The request:
Exclude the pictures and reproduce the remaining data exactly as written.

"""

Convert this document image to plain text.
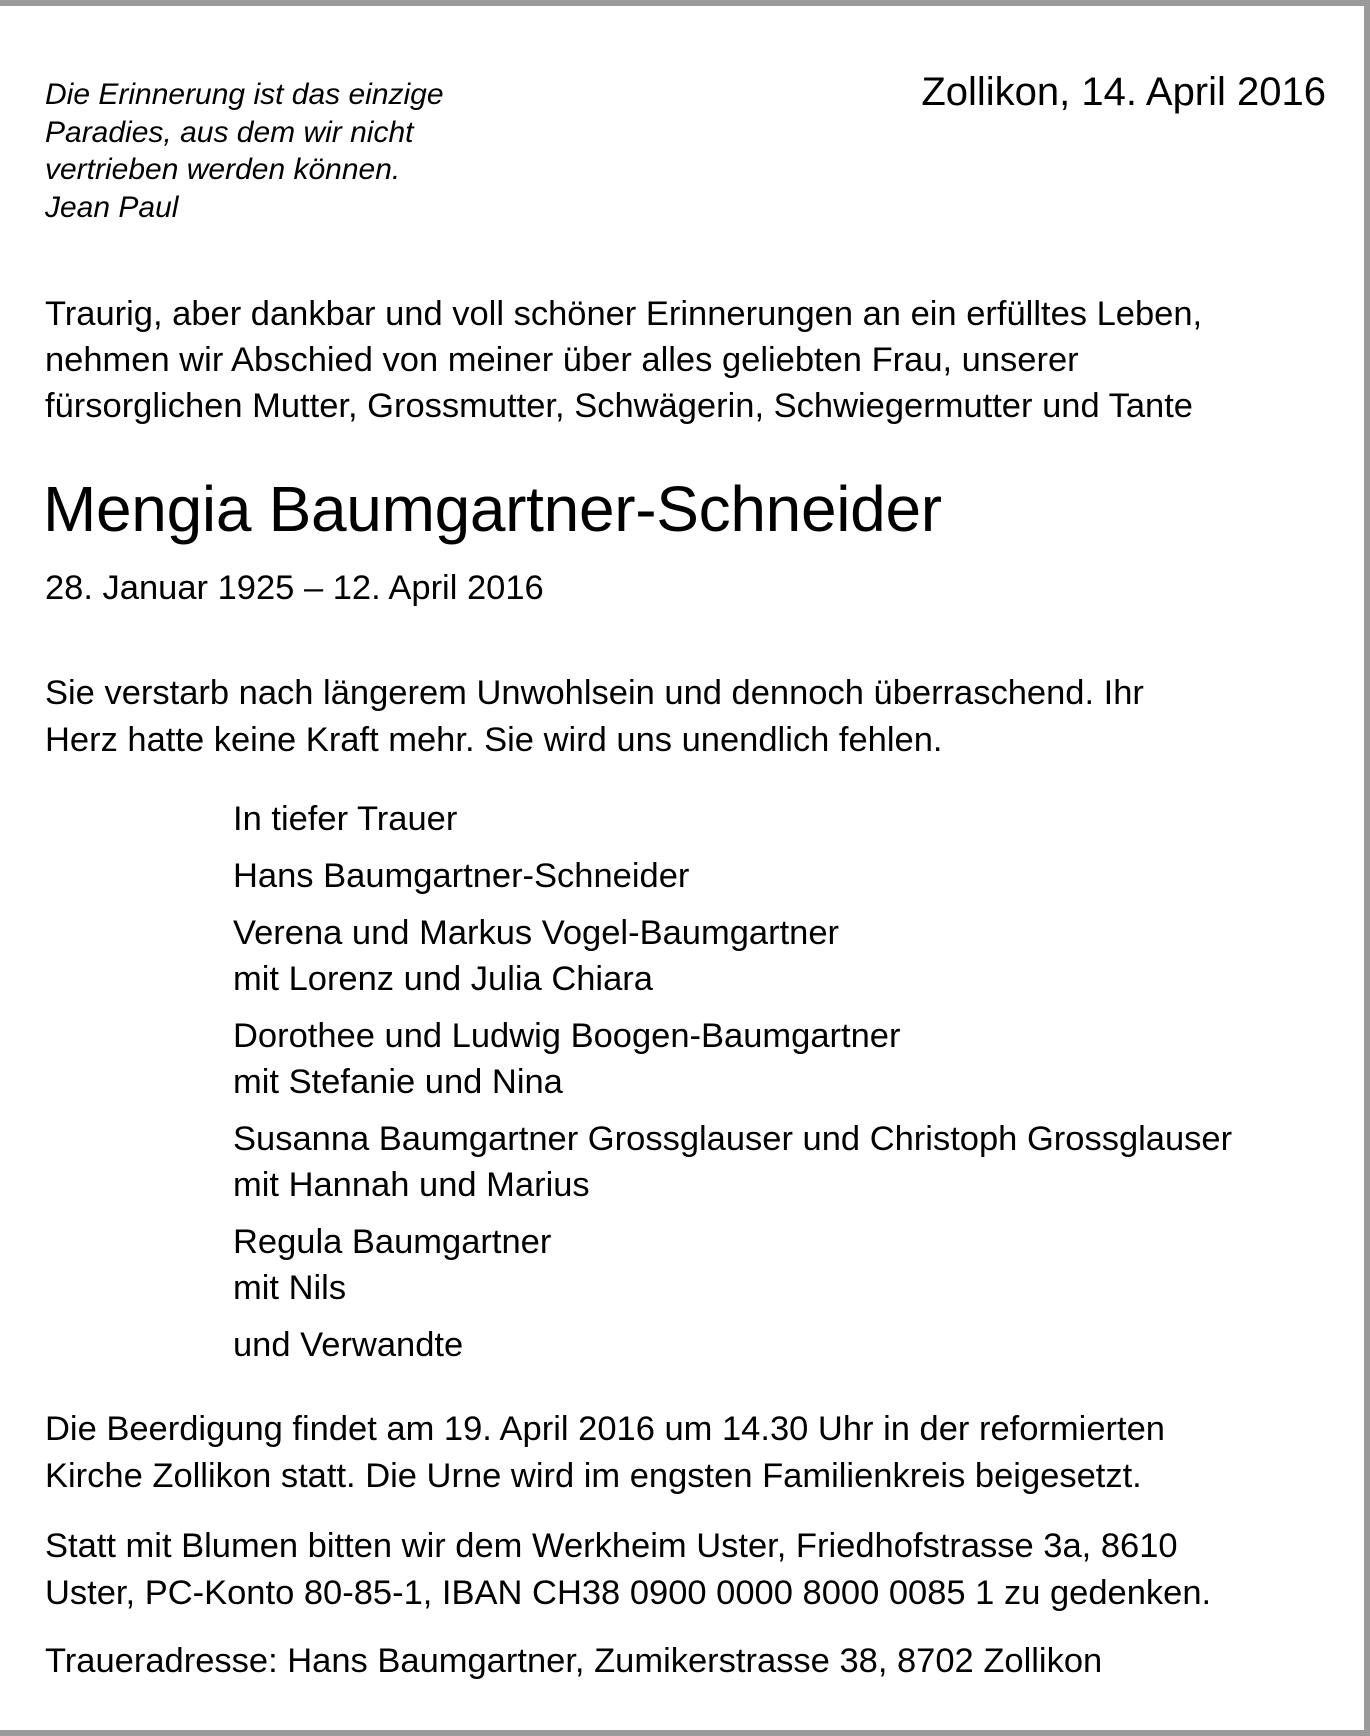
Die Erinnerung ist das einzige
Paradies, aus dem wir nicht
vertrieben werden können.
Jean Paul
Zollikon, 14. April 2016
Traurig, aber dankbar und voll schöner Erinnerungen an ein erfülltes Leben,
nehmen wir Abschied von meiner über alles geliebten Frau, unserer
fürsorglichen Mutter, Grossmutter, Schwägerin, Schwiegermutter und Tante
Mengia Baumgartner-Schneider
28. Januar 1925 – 12. April 2016
Sie verstarb nach längerem Unwohlsein und dennoch überraschend. Ihr
Herz hatte keine Kraft mehr. Sie wird uns unendlich fehlen.
In tiefer Trauer
Hans Baumgartner-Schneider
Verena und Markus Vogel-Baumgartner
mit Lorenz und Julia Chiara
Dorothee und Ludwig Boogen-Baumgartner
mit Stefanie und Nina
Susanna Baumgartner Grossglauser und Christoph Grossglauser
mit Hannah und Marius
Regula Baumgartner
mit Nils
und Verwandte
Die Beerdigung findet am 19. April 2016 um 14.30 Uhr in der reformierten
Kirche Zollikon statt. Die Urne wird im engsten Familienkreis beigesetzt.
Statt mit Blumen bitten wir dem Werkheim Uster, Friedhofstrasse 3a, 8610
Uster, PC-Konto 80-85-1, IBAN CH38 0900 0000 8000 0085 1 zu gedenken.
Traueradresse: Hans Baumgartner, Zumikerstrasse 38, 8702 Zollikon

"""

Task solution:
Convert this document image to plain text.
Die Erinnerung ist das einzige
Paradies, aus dem wir nicht
vertrieben werden können.
Jean Paul
Zollikon, 14. April 2016
Traurig, aber dankbar und voll schöner Erinnerungen an ein erfülltes Leben,
nehmen wir Abschied von meiner über alles geliebten Frau, unserer
fürsorglichen Mutter, Grossmutter, Schwägerin, Schwiegermutter und Tante
Mengia Baumgartner-Schneider
28. Januar 1925 – 12. April 2016
Sie verstarb nach längerem Unwohlsein und dennoch überraschend. Ihr
Herz hatte keine Kraft mehr. Sie wird uns unendlich fehlen.
In tiefer Trauer
Hans Baumgartner-Schneider
Verena und Markus Vogel-Baumgartner
mit Lorenz und Julia Chiara
Dorothee und Ludwig Boogen-Baumgartner
mit Stefanie und Nina
Susanna Baumgartner Grossglauser und Christoph Grossglauser
mit Hannah und Marius
Regula Baumgartner
mit Nils
und Verwandte
Die Beerdigung findet am 19. April 2016 um 14.30 Uhr in der reformierten
Kirche Zollikon statt. Die Urne wird im engsten Familienkreis beigesetzt.
Statt mit Blumen bitten wir dem Werkheim Uster, Friedhofstrasse 3a, 8610
Uster, PC-Konto 80-85-1, IBAN CH38 0900 0000 8000 0085 1 zu gedenken.
Traueradresse: Hans Baumgartner, Zumikerstrasse 38, 8702 Zollikon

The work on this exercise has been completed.